| EXERCISE INSTRUCTIONS |
Nothing but the pictures should be left out when you copy the records exactly.

AVAILABLE DATA section start

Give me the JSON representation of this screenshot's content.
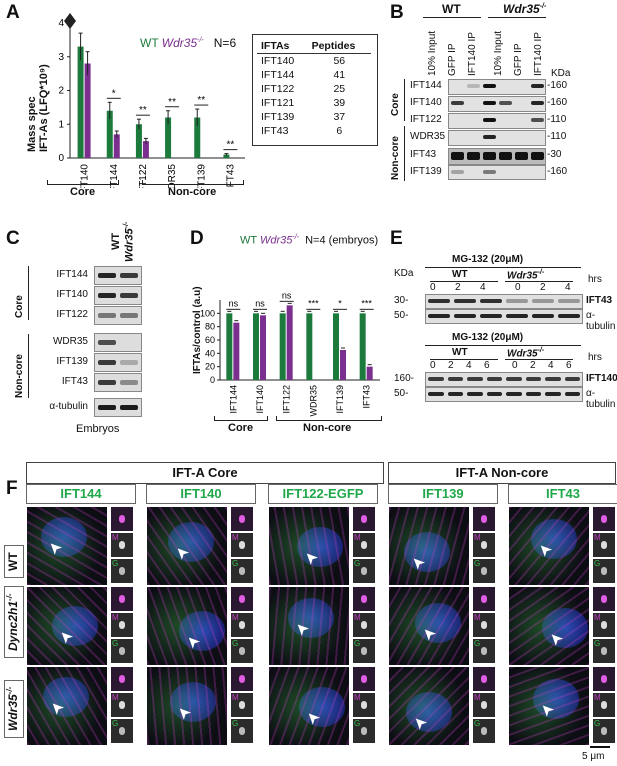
{
  "panels": {
    "A": "A",
    "B": "B",
    "C": "C",
    "D": "D",
    "E": "E",
    "F": "F"
  },
  "colors": {
    "wt": "#1c7a3c",
    "mutant": "#7b2f8e",
    "dapi": "#2a3cd8",
    "magenta": "#c23cc2",
    "green": "#3ec24a"
  },
  "panelA": {
    "ylabel_line1": "Mass spec",
    "ylabel_line2": "IFT-As (LFQ*10⁹)",
    "legend_wt": "WT",
    "legend_mut": "Wdr35",
    "legend_sup": "-/-",
    "n_label": "N=6",
    "group_core": "Core",
    "group_noncore": "Non-core",
    "table_header": [
      "IFTAs",
      "Peptides"
    ],
    "table_rows": [
      [
        "IFT140",
        "56"
      ],
      [
        "IFT144",
        "41"
      ],
      [
        "IFT122",
        "25"
      ],
      [
        "IFT121",
        "39"
      ],
      [
        "IFT139",
        "37"
      ],
      [
        "IFT43",
        "6"
      ]
    ],
    "chart_data": {
      "type": "bar",
      "categories": [
        "IFT140",
        "IFT144",
        "IFT122",
        "WDR35",
        "IFT139",
        "IFT43"
      ],
      "series": [
        {
          "name": "WT",
          "values": [
            3.3,
            1.4,
            1.0,
            1.2,
            1.2,
            0.1
          ]
        },
        {
          "name": "Wdr35-/-",
          "values": [
            2.8,
            0.7,
            0.5,
            0,
            0,
            0
          ]
        }
      ],
      "errors": [
        [
          0.4,
          0.25,
          0.15,
          0.2,
          0.25,
          0.03
        ],
        [
          0.35,
          0.1,
          0.08,
          0,
          0,
          0
        ]
      ],
      "significance": [
        "",
        "*",
        "**",
        "**",
        "**",
        "**"
      ],
      "yticks": [
        0,
        1,
        2,
        3,
        4
      ],
      "ylim": [
        0,
        4
      ]
    }
  },
  "panelB": {
    "wt": "WT",
    "mut": "Wdr35",
    "sup": "-/-",
    "kda": "KDa",
    "lanes": [
      "10% Input",
      "GFP IP",
      "IFT140 IP",
      "10% Input",
      "GFP IP",
      "IFT140 IP"
    ],
    "group_core": "Core",
    "group_noncore": "Non-core",
    "rows": [
      "IFT144",
      "IFT140",
      "IFT122",
      "WDR35",
      "IFT43",
      "IFT139"
    ],
    "markers": [
      "-160",
      "-160",
      "-110",
      "-110",
      "-30",
      "-160"
    ]
  },
  "panelC": {
    "wt": "WT",
    "mut": "Wdr35",
    "sup": "-/-",
    "group_core": "Core",
    "group_noncore": "Non-core",
    "rows": [
      "IFT144",
      "IFT140",
      "IFT122",
      "WDR35",
      "IFT139",
      "IFT43",
      "α-tubulin"
    ],
    "caption": "Embryos"
  },
  "panelD": {
    "legend_wt": "WT",
    "legend_mut": "Wdr35",
    "legend_sup": "-/-",
    "n_label": "N=4 (embryos)",
    "ylabel": "IFTAs/control (a.u)",
    "group_core": "Core",
    "group_noncore": "Non-core",
    "chart_data": {
      "type": "bar",
      "categories": [
        "IFT144",
        "IFT140",
        "IFT122",
        "WDR35",
        "IFT139",
        "IFT43"
      ],
      "series": [
        {
          "name": "WT",
          "values": [
            100,
            100,
            100,
            100,
            100,
            100
          ]
        },
        {
          "name": "Wdr35-/-",
          "values": [
            86,
            97,
            112,
            0,
            45,
            20
          ]
        }
      ],
      "significance": [
        "ns",
        "ns",
        "ns",
        "***",
        "*",
        "***"
      ],
      "yticks": [
        0,
        20,
        40,
        60,
        80,
        100
      ],
      "ylim": [
        0,
        120
      ]
    }
  },
  "panelE": {
    "title": "MG-132 (20μM)",
    "kda": "KDa",
    "hrs": "hrs",
    "wt": "WT",
    "mut": "Wdr35",
    "sup": "-/-",
    "times_top": [
      "0",
      "2",
      "4",
      "0",
      "2",
      "4"
    ],
    "times_bottom": [
      "0",
      "2",
      "4",
      "6",
      "0",
      "2",
      "4",
      "6"
    ],
    "top_rows": [
      "IFT43",
      "α-tubulin"
    ],
    "bottom_rows": [
      "IFT140",
      "α-tubulin"
    ],
    "markers_top": [
      "30-",
      "50-"
    ],
    "markers_bottom": [
      "160-",
      "50-"
    ]
  },
  "panelF": {
    "header_core": "IFT-A Core",
    "header_noncore": "IFT-A Non-core",
    "columns": [
      "IFT144",
      "IFT140",
      "IFT122-EGFP",
      "IFT139",
      "IFT43"
    ],
    "rows": [
      "WT",
      "Dync2h1",
      "Wdr35"
    ],
    "row_sups": [
      "",
      "-/-",
      "-/-"
    ],
    "inset_labels": [
      "M",
      "G"
    ],
    "scale_bar": "5 μm"
  }
}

AVAILABLE DATA section end

| RESULT OF THE TASK |
Give me the JSON representation of this screenshot's content.
{
  "panels": {
    "A": "A",
    "B": "B",
    "C": "C",
    "D": "D",
    "E": "E",
    "F": "F"
  },
  "colors": {
    "wt": "#1c7a3c",
    "mutant": "#7b2f8e",
    "dapi": "#2a3cd8",
    "magenta": "#c23cc2",
    "green": "#3ec24a"
  },
  "panelA": {
    "ylabel_line1": "Mass spec",
    "ylabel_line2": "IFT-As (LFQ*10⁹)",
    "legend_wt": "WT",
    "legend_mut": "Wdr35",
    "legend_sup": "-/-",
    "n_label": "N=6",
    "group_core": "Core",
    "group_noncore": "Non-core",
    "table_header": [
      "IFTAs",
      "Peptides"
    ],
    "table_rows": [
      [
        "IFT140",
        "56"
      ],
      [
        "IFT144",
        "41"
      ],
      [
        "IFT122",
        "25"
      ],
      [
        "IFT121",
        "39"
      ],
      [
        "IFT139",
        "37"
      ],
      [
        "IFT43",
        "6"
      ]
    ],
    "chart_data": {
      "type": "bar",
      "categories": [
        "IFT140",
        "IFT144",
        "IFT122",
        "WDR35",
        "IFT139",
        "IFT43"
      ],
      "series": [
        {
          "name": "WT",
          "values": [
            3.3,
            1.4,
            1.0,
            1.2,
            1.2,
            0.1
          ]
        },
        {
          "name": "Wdr35-/-",
          "values": [
            2.8,
            0.7,
            0.5,
            0,
            0,
            0
          ]
        }
      ],
      "errors": [
        [
          0.4,
          0.25,
          0.15,
          0.2,
          0.25,
          0.03
        ],
        [
          0.35,
          0.1,
          0.08,
          0,
          0,
          0
        ]
      ],
      "significance": [
        "",
        "*",
        "**",
        "**",
        "**",
        "**"
      ],
      "yticks": [
        0,
        1,
        2,
        3,
        4
      ],
      "ylim": [
        0,
        4
      ]
    }
  },
  "panelB": {
    "wt": "WT",
    "mut": "Wdr35",
    "sup": "-/-",
    "kda": "KDa",
    "lanes": [
      "10% Input",
      "GFP IP",
      "IFT140 IP",
      "10% Input",
      "GFP IP",
      "IFT140 IP"
    ],
    "group_core": "Core",
    "group_noncore": "Non-core",
    "rows": [
      "IFT144",
      "IFT140",
      "IFT122",
      "WDR35",
      "IFT43",
      "IFT139"
    ],
    "markers": [
      "-160",
      "-160",
      "-110",
      "-110",
      "-30",
      "-160"
    ]
  },
  "panelC": {
    "wt": "WT",
    "mut": "Wdr35",
    "sup": "-/-",
    "group_core": "Core",
    "group_noncore": "Non-core",
    "rows": [
      "IFT144",
      "IFT140",
      "IFT122",
      "WDR35",
      "IFT139",
      "IFT43",
      "α-tubulin"
    ],
    "caption": "Embryos"
  },
  "panelD": {
    "legend_wt": "WT",
    "legend_mut": "Wdr35",
    "legend_sup": "-/-",
    "n_label": "N=4 (embryos)",
    "ylabel": "IFTAs/control (a.u)",
    "group_core": "Core",
    "group_noncore": "Non-core",
    "chart_data": {
      "type": "bar",
      "categories": [
        "IFT144",
        "IFT140",
        "IFT122",
        "WDR35",
        "IFT139",
        "IFT43"
      ],
      "series": [
        {
          "name": "WT",
          "values": [
            100,
            100,
            100,
            100,
            100,
            100
          ]
        },
        {
          "name": "Wdr35-/-",
          "values": [
            86,
            97,
            112,
            0,
            45,
            20
          ]
        }
      ],
      "significance": [
        "ns",
        "ns",
        "ns",
        "***",
        "*",
        "***"
      ],
      "yticks": [
        0,
        20,
        40,
        60,
        80,
        100
      ],
      "ylim": [
        0,
        120
      ]
    }
  },
  "panelE": {
    "title": "MG-132 (20μM)",
    "kda": "KDa",
    "hrs": "hrs",
    "wt": "WT",
    "mut": "Wdr35",
    "sup": "-/-",
    "times_top": [
      "0",
      "2",
      "4",
      "0",
      "2",
      "4"
    ],
    "times_bottom": [
      "0",
      "2",
      "4",
      "6",
      "0",
      "2",
      "4",
      "6"
    ],
    "top_rows": [
      "IFT43",
      "α-tubulin"
    ],
    "bottom_rows": [
      "IFT140",
      "α-tubulin"
    ],
    "markers_top": [
      "30-",
      "50-"
    ],
    "markers_bottom": [
      "160-",
      "50-"
    ]
  },
  "panelF": {
    "header_core": "IFT-A Core",
    "header_noncore": "IFT-A Non-core",
    "columns": [
      "IFT144",
      "IFT140",
      "IFT122-EGFP",
      "IFT139",
      "IFT43"
    ],
    "rows": [
      "WT",
      "Dync2h1",
      "Wdr35"
    ],
    "row_sups": [
      "",
      "-/-",
      "-/-"
    ],
    "inset_labels": [
      "M",
      "G"
    ],
    "scale_bar": "5 μm"
  }
}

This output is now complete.